All of the entries need to be written out again, exactly as they are.

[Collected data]
————

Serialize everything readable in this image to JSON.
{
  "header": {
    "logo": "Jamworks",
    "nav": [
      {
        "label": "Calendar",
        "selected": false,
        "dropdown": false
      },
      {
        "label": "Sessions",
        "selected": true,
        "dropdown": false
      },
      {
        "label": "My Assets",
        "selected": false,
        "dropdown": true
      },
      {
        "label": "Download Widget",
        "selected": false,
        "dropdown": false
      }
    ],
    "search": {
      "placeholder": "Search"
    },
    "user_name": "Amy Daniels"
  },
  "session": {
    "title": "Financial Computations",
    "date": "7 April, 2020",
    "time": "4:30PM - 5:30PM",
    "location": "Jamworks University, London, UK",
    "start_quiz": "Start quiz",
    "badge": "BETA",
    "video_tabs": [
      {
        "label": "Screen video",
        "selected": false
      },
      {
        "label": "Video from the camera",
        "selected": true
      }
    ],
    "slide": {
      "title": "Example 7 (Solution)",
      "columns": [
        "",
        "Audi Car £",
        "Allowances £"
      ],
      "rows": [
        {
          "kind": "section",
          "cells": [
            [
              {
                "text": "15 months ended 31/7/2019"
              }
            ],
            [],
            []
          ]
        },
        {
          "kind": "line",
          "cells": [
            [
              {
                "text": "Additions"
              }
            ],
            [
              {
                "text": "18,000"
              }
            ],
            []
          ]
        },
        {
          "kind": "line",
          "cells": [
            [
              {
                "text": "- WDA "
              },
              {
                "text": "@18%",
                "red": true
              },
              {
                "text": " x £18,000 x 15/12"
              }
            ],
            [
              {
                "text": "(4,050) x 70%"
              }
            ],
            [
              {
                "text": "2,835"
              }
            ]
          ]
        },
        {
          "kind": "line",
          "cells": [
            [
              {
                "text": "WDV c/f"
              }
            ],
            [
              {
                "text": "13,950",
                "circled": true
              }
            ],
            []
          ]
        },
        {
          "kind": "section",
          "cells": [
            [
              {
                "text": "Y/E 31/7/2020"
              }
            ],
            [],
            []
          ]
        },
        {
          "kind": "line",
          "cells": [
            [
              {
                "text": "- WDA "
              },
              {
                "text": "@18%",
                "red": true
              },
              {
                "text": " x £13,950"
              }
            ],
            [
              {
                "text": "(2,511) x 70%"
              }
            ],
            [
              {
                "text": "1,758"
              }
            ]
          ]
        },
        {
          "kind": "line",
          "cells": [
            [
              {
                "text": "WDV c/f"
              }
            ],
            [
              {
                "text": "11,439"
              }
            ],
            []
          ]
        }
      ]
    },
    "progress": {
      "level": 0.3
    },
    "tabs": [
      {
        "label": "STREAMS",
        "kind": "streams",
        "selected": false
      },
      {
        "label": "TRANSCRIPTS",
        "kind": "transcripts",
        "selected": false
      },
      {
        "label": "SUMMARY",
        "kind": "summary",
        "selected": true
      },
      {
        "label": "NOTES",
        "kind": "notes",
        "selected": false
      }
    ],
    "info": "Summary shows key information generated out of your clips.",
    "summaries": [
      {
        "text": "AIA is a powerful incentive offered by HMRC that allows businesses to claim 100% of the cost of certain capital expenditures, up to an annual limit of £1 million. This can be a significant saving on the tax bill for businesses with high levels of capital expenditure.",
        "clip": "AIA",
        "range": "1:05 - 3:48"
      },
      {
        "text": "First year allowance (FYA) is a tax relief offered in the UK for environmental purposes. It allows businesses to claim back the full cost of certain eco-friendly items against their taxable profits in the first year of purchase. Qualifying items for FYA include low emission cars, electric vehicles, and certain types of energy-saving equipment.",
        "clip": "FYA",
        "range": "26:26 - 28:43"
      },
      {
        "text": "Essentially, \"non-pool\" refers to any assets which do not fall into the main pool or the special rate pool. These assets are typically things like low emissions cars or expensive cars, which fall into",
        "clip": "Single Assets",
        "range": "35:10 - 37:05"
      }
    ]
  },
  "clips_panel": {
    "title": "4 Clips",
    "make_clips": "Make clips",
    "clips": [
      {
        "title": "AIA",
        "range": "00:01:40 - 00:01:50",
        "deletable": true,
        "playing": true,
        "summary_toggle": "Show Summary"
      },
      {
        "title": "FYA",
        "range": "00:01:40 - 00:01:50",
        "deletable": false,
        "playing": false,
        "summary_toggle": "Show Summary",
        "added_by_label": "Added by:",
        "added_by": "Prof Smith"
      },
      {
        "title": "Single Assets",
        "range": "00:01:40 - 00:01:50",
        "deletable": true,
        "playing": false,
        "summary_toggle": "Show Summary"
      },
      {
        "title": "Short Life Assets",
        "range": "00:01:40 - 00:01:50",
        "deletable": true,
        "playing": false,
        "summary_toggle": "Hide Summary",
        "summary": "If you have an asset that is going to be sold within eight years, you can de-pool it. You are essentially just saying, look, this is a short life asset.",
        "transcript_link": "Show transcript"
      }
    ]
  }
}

————

WRITTEN ANSWER>
Serialize everything readable in this image to JSON.
{
  "header": {
    "logo": "Jamworks",
    "nav": [
      {
        "label": "Calendar",
        "selected": false,
        "dropdown": false
      },
      {
        "label": "Sessions",
        "selected": true,
        "dropdown": false
      },
      {
        "label": "My Assets",
        "selected": false,
        "dropdown": true
      },
      {
        "label": "Download Widget",
        "selected": false,
        "dropdown": false
      }
    ],
    "search": {
      "placeholder": "Search"
    },
    "user_name": "Amy Daniels"
  },
  "session": {
    "title": "Financial Computations",
    "date": "7 April, 2020",
    "time": "4:30PM - 5:30PM",
    "location": "Jamworks University, London, UK",
    "start_quiz": "Start quiz",
    "badge": "BETA",
    "video_tabs": [
      {
        "label": "Screen video",
        "selected": false
      },
      {
        "label": "Video from the camera",
        "selected": true
      }
    ],
    "slide": {
      "title": "Example 7 (Solution)",
      "columns": [
        "",
        "Audi Car £",
        "Allowances £"
      ],
      "rows": [
        {
          "kind": "section",
          "cells": [
            [
              {
                "text": "15 months ended 31/7/2019"
              }
            ],
            [],
            []
          ]
        },
        {
          "kind": "line",
          "cells": [
            [
              {
                "text": "Additions"
              }
            ],
            [
              {
                "text": "18,000"
              }
            ],
            []
          ]
        },
        {
          "kind": "line",
          "cells": [
            [
              {
                "text": "- WDA "
              },
              {
                "text": "@18%",
                "red": true
              },
              {
                "text": " x £18,000 x 15/12"
              }
            ],
            [
              {
                "text": "(4,050) x 70%"
              }
            ],
            [
              {
                "text": "2,835"
              }
            ]
          ]
        },
        {
          "kind": "line",
          "cells": [
            [
              {
                "text": "WDV c/f"
              }
            ],
            [
              {
                "text": "13,950",
                "circled": true
              }
            ],
            []
          ]
        },
        {
          "kind": "section",
          "cells": [
            [
              {
                "text": "Y/E 31/7/2020"
              }
            ],
            [],
            []
          ]
        },
        {
          "kind": "line",
          "cells": [
            [
              {
                "text": "- WDA "
              },
              {
                "text": "@18%",
                "red": true
              },
              {
                "text": " x £13,950"
              }
            ],
            [
              {
                "text": "(2,511) x 70%"
              }
            ],
            [
              {
                "text": "1,758"
              }
            ]
          ]
        },
        {
          "kind": "line",
          "cells": [
            [
              {
                "text": "WDV c/f"
              }
            ],
            [
              {
                "text": "11,439"
              }
            ],
            []
          ]
        }
      ]
    },
    "progress": {
      "level": 0.3
    },
    "tabs": [
      {
        "label": "STREAMS",
        "kind": "streams",
        "selected": false
      },
      {
        "label": "TRANSCRIPTS",
        "kind": "transcripts",
        "selected": false
      },
      {
        "label": "SUMMARY",
        "kind": "summary",
        "selected": true
      },
      {
        "label": "NOTES",
        "kind": "notes",
        "selected": false
      }
    ],
    "info": "Summary shows key information generated out of your clips.",
    "summaries": [
      {
        "text": "AIA is a powerful incentive offered by HMRC that allows businesses to claim 100% of the cost of certain capital expenditures, up to an annual limit of £1 million. This can be a significant saving on the tax bill for businesses with high levels of capital expenditure.",
        "clip": "AIA",
        "range": "1:05 - 3:48"
      },
      {
        "text": "First year allowance (FYA) is a tax relief offered in the UK for environmental purposes. It allows businesses to claim back the full cost of certain eco-friendly items against their taxable profits in the first year of purchase. Qualifying items for FYA include low emission cars, electric vehicles, and certain types of energy-saving equipment.",
        "clip": "FYA",
        "range": "26:26 - 28:43"
      },
      {
        "text": "Essentially, \"non-pool\" refers to any assets which do not fall into the main pool or the special rate pool. These assets are typically things like low emissions cars or expensive cars, which fall into",
        "clip": "Single Assets",
        "range": "35:10 - 37:05"
      }
    ]
  },
  "clips_panel": {
    "title": "4 Clips",
    "make_clips": "Make clips",
    "clips": [
      {
        "title": "AIA",
        "range": "00:01:40 - 00:01:50",
        "deletable": true,
        "playing": true,
        "summary_toggle": "Show Summary"
      },
      {
        "title": "FYA",
        "range": "00:01:40 - 00:01:50",
        "deletable": false,
        "playing": false,
        "summary_toggle": "Show Summary",
        "added_by_label": "Added by:",
        "added_by": "Prof Smith"
      },
      {
        "title": "Single Assets",
        "range": "00:01:40 - 00:01:50",
        "deletable": true,
        "playing": false,
        "summary_toggle": "Show Summary"
      },
      {
        "title": "Short Life Assets",
        "range": "00:01:40 - 00:01:50",
        "deletable": true,
        "playing": false,
        "summary_toggle": "Hide Summary",
        "summary": "If you have an asset that is going to be sold within eight years, you can de-pool it. You are essentially just saying, look, this is a short life asset.",
        "transcript_link": "Show transcript"
      }
    ]
  }
}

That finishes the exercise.